** TEXTE À LIRE **
—————

Voila la question à laquelle tente de répondre notre
démarche quantitative en essayant de mesurer le sentiment des PE sur
l'enseignement de nos langues dans les programmes scolaires.
Ainsi, sur vingt (20) PE enquêtés, dix neuf (19
%) approuvent l'introduction des LN dans le système éducatif .En
valeur relative, ils constituent quatre vingt quinze pour cent (95 %) des
répondants.
Cependant, cet accord n'est pas sans raison dans la mesure
où la justification de cette volonté est sous tendue par des
arguments de ce type : « parce que cela permet la connaissance de
toutes nos valeurs (enracinement) et l'ouverture s'en suivra » ; «
c'est un point positif dans la mesure où nos enfants deviennent
performants surtout dans les domaines scientifiques » ; « permet
à l'élève d'avoir une plus grande connaissance et une plus
nette maitrise des apprentissages » ; « permet une bonne
communication entre les enseignants et les apprenants, permet une bonne
compréhension des enseignements, c'est dans sa langue nationale que
l'enfant a une meilleure compréhension des apprentissages » ;
« mieux on utilise sa propre langue, plus on est à l'aise dans les
autres langues. Ça permet aussi la sauvegarde des valeurs culturelles
propres » ; « peut permettre une mobilisation sociale autour de nos
valeurs nationales » ; « permet une amélioration des
résultats scolaires ». (Enquête de terrain, commune
de Fatick, avril 2011). La problématique de l'enseignement bilingue
à l'école intéresse les PE. Ces discours témoignent
une volonté ô combien déclamée par les PE par
rapport au projet d'introduction des LN dans le SEF. En effet, l'utilisation
des LN dans les programmes scolaires permettrait
au moins deux choses : le développement cognitif rapide
des jeunes apprenants et leur endoculturation-rèenculturation »

—————

** CONSIGNE **
Extrayez mot pour mot, du texte sur l'enseignement des langues nationales, le passage qui va de « Voila la question » jusqu'à « les programmes scolaires. ». Le matériel placé plus bas n'est pas nécessaire.

** DONNÉES ENREGISTRÉES **
—————

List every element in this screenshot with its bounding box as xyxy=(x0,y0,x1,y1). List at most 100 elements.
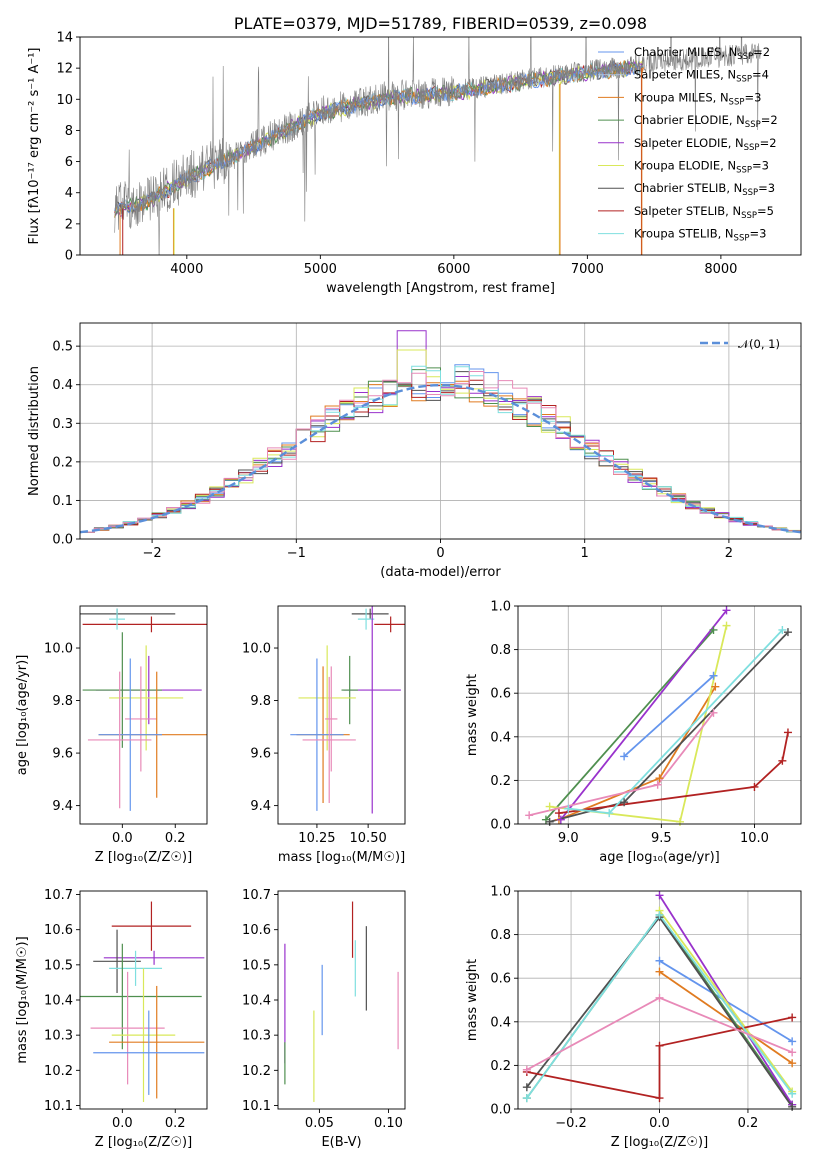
y-tick-label: 10.5 xyxy=(44,958,73,973)
y-tick-label: 2 xyxy=(65,217,73,232)
weight-marker xyxy=(545,817,554,826)
legend-sub: SSP xyxy=(742,188,758,198)
weight-line xyxy=(623,675,715,758)
y-tick-label: 0.6 xyxy=(490,972,511,987)
weight_vs_Z-plot-area xyxy=(526,894,793,1108)
weight-marker xyxy=(653,780,662,789)
residuals-plot-area xyxy=(80,330,801,534)
legend-label: Salpeter ELODIE, NSSP=2 xyxy=(634,136,777,153)
x-tick-label: 4000 xyxy=(170,262,203,277)
legend-suffix: =3 xyxy=(744,90,761,104)
legend-suffix: =4 xyxy=(752,68,769,82)
y-tick-label: 0.5 xyxy=(52,340,73,355)
y-tick-label: 9.6 xyxy=(250,747,271,762)
x-tick-label: 9.5 xyxy=(651,831,672,846)
legend-label: Kroupa ELODIE, NSSP=3 xyxy=(634,159,769,176)
spectrum-frame xyxy=(79,36,802,256)
legend-sub: SSP xyxy=(737,52,753,62)
x-tick-label: 0.0 xyxy=(112,1116,133,1131)
x-tick-label: −2 xyxy=(143,546,162,561)
weight-marker xyxy=(655,956,664,965)
x-axis-label: age [log₁₀(age/yr)] xyxy=(599,850,720,865)
y-tick-label: 10.2 xyxy=(242,1064,271,1079)
weight-marker xyxy=(545,802,554,811)
legend-suffix: =2 xyxy=(753,45,770,59)
weight-marker xyxy=(655,774,664,783)
y-tick-label: 0.0 xyxy=(52,533,73,548)
x-axis-label: Z [log₁₀(Z/Z☉)] xyxy=(95,850,192,865)
y-tick-label: 10.4 xyxy=(242,994,271,1009)
age_vs_mass-frame xyxy=(277,605,406,825)
y-tick-label: 10.6 xyxy=(242,923,271,938)
y-tick-label: 10.7 xyxy=(44,888,73,903)
y-tick-label: 10 xyxy=(56,93,73,108)
age_vs_Z-frame xyxy=(79,605,208,825)
weight-marker xyxy=(525,811,534,820)
legend-sub: SSP xyxy=(736,166,752,176)
legend-name: Kroupa ELODIE, N xyxy=(634,159,736,173)
y-tick-label: 9.4 xyxy=(250,799,271,814)
y-tick-label: 9.6 xyxy=(52,747,73,762)
mass_vs_Z-plot-area xyxy=(80,901,205,1102)
legend-name: Chabrier ELODIE, N xyxy=(634,113,745,127)
weight-marker xyxy=(788,1048,797,1057)
legend-label: 𝒩(0, 1) xyxy=(738,337,780,351)
legend-label: Chabrier STELIB, NSSP=3 xyxy=(634,181,775,198)
x-axis-label: wavelength [Angstrom, rest frame] xyxy=(326,281,555,296)
legend-sub: SSP xyxy=(741,211,757,221)
legend-label: Salpeter STELIB, NSSP=5 xyxy=(634,204,774,221)
x-tick-label: 0.0 xyxy=(649,1116,670,1131)
chart-title: PLATE=0379, MJD=51789, FIBERID=0539, z=0… xyxy=(234,14,647,33)
weight-marker xyxy=(675,817,684,826)
y-tick-label: 0.2 xyxy=(490,774,511,789)
residual-histogram xyxy=(80,371,801,533)
spectrum-plot-area xyxy=(114,37,761,255)
age_vs_Z-plot-area xyxy=(80,608,207,811)
weight-line xyxy=(658,910,793,1093)
y-axis-label: mass [log₁₀(M/M☉)] xyxy=(15,936,30,1063)
x-axis-label: mass [log₁₀(M/M☉)] xyxy=(278,850,405,865)
x-tick-label: 0.2 xyxy=(738,1116,759,1131)
weight-marker xyxy=(522,1083,531,1092)
weight-marker xyxy=(709,625,718,634)
weight-marker xyxy=(711,682,720,691)
legend-sub: SSP xyxy=(744,143,760,153)
x-tick-label: 10.0 xyxy=(740,831,769,846)
y-tick-label: 10.4 xyxy=(44,994,73,1009)
x-tick-label: 0.2 xyxy=(165,1116,186,1131)
y-tick-label: 12 xyxy=(56,62,73,77)
weight_vs_age-frame xyxy=(517,605,802,825)
weight-marker xyxy=(788,1102,797,1111)
legend-name: Kroupa STELIB, N xyxy=(634,227,734,241)
weight-line xyxy=(658,970,793,1064)
x-axis-label: Z [log₁₀(Z/Z☉)] xyxy=(611,1135,708,1150)
weight-marker xyxy=(722,606,731,615)
model-fit-line xyxy=(114,63,644,215)
weight-marker xyxy=(788,1059,797,1068)
y-tick-label: 0.8 xyxy=(490,928,511,943)
model-fit-line xyxy=(114,60,644,218)
y-tick-label: 10.7 xyxy=(242,888,271,903)
observed-spectrum xyxy=(114,37,761,255)
legend-name: Kroupa MILES, N xyxy=(634,90,729,104)
weight-marker xyxy=(709,671,718,680)
legend-name: Chabrier STELIB, N xyxy=(634,181,742,195)
x-tick-label: 0.05 xyxy=(305,1116,334,1131)
weight-line xyxy=(558,732,789,814)
y-axis-label: mass weight xyxy=(465,959,480,1041)
weight-marker xyxy=(655,1041,664,1050)
weight-marker xyxy=(655,1094,664,1103)
legend-suffix: =3 xyxy=(749,227,766,241)
y-tick-label: 9.8 xyxy=(52,694,73,709)
y-tick-label: 6 xyxy=(65,155,73,170)
y-tick-label: 10.5 xyxy=(242,958,271,973)
y-tick-label: 1.0 xyxy=(490,600,511,615)
legend-sub: SSP xyxy=(736,75,752,85)
y-axis-label: mass weight xyxy=(465,674,480,756)
legend-sub: SSP xyxy=(745,120,761,130)
x-axis-label: Z [log₁₀(Z/Z☉)] xyxy=(95,1135,192,1150)
y-tick-label: 10.0 xyxy=(44,642,73,657)
y-tick-label: 10.2 xyxy=(44,1064,73,1079)
weight-marker xyxy=(655,891,664,900)
weight-marker xyxy=(778,625,787,634)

—————

** RÉSULTAT OBTENU **
Voila la question à laquelle tente de répondre notre
démarche quantitative en essayant de mesurer le sentiment des PE sur
l'enseignement de nos langues dans les programmes scolaires.